• SET PROBLEM: Repeat each record below exactly as given.

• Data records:
====

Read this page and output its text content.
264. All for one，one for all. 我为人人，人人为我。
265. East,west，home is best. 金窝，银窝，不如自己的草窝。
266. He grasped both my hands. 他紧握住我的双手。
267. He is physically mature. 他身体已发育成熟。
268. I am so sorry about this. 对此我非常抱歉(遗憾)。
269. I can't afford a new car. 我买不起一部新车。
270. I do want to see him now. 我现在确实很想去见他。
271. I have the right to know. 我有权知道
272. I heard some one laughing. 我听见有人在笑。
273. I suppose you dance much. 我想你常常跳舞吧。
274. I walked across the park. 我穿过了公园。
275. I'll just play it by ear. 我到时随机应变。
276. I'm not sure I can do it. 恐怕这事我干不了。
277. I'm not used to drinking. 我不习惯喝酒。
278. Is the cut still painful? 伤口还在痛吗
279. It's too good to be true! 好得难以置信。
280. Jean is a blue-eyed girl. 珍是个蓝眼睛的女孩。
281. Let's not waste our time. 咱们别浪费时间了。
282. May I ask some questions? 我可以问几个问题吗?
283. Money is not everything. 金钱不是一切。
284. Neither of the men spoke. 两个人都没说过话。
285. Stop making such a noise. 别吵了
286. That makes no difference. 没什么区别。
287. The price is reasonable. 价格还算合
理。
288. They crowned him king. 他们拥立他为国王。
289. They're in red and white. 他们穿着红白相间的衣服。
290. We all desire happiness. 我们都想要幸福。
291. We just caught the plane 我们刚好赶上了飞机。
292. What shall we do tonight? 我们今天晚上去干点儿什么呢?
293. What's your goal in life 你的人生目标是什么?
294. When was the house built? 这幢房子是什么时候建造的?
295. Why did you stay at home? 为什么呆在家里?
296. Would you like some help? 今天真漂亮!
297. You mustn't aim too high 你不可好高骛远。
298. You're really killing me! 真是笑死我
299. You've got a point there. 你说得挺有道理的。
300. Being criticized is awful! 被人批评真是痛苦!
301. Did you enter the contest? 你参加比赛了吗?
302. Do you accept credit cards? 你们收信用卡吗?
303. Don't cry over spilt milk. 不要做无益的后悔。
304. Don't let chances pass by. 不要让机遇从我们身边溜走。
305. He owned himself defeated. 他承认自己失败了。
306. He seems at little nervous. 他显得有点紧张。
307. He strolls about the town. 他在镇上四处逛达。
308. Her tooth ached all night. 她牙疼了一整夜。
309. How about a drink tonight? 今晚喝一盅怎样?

====

• SOLUTION TO THE EXERCISE:
Read this page and output its text content.
264. All for one，one for all. 我为人人，人人为我。
265. East,west，home is best. 金窝，银窝，不如自己的草窝。
266. He grasped both my hands. 他紧握住我的双手。
267. He is physically mature. 他身体已发育成熟。
268. I am so sorry about this. 对此我非常抱歉(遗憾)。
269. I can't afford a new car. 我买不起一部新车。
270. I do want to see him now. 我现在确实很想去见他。
271. I have the right to know. 我有权知道
272. I heard some one laughing. 我听见有人在笑。
273. I suppose you dance much. 我想你常常跳舞吧。
274. I walked across the park. 我穿过了公园。
275. I'll just play it by ear. 我到时随机应变。
276. I'm not sure I can do it. 恐怕这事我干不了。
277. I'm not used to drinking. 我不习惯喝酒。
278. Is the cut still painful? 伤口还在痛吗
279. It's too good to be true! 好得难以置信。
280. Jean is a blue-eyed girl. 珍是个蓝眼睛的女孩。
281. Let's not waste our time. 咱们别浪费时间了。
282. May I ask some questions? 我可以问几个问题吗?
283. Money is not everything. 金钱不是一切。
284. Neither of the men spoke. 两个人都没说过话。
285. Stop making such a noise. 别吵了
286. That makes no difference. 没什么区别。
287. The price is reasonable. 价格还算合
理。
288. They crowned him king. 他们拥立他为国王。
289. They're in red and white. 他们穿着红白相间的衣服。
290. We all desire happiness. 我们都想要幸福。
291. We just caught the plane 我们刚好赶上了飞机。
292. What shall we do tonight? 我们今天晚上去干点儿什么呢?
293. What's your goal in life 你的人生目标是什么?
294. When was the house built? 这幢房子是什么时候建造的?
295. Why did you stay at home? 为什么呆在家里?
296. Would you like some help? 今天真漂亮!
297. You mustn't aim too high 你不可好高骛远。
298. You're really killing me! 真是笑死我
299. You've got a point there. 你说得挺有道理的。
300. Being criticized is awful! 被人批评真是痛苦!
301. Did you enter the contest? 你参加比赛了吗?
302. Do you accept credit cards? 你们收信用卡吗?
303. Don't cry over spilt milk. 不要做无益的后悔。
304. Don't let chances pass by. 不要让机遇从我们身边溜走。
305. He owned himself defeated. 他承认自己失败了。
306. He seems at little nervous. 他显得有点紧张。
307. He strolls about the town. 他在镇上四处逛达。
308. Her tooth ached all night. 她牙疼了一整夜。
309. How about a drink tonight? 今晚喝一盅怎样?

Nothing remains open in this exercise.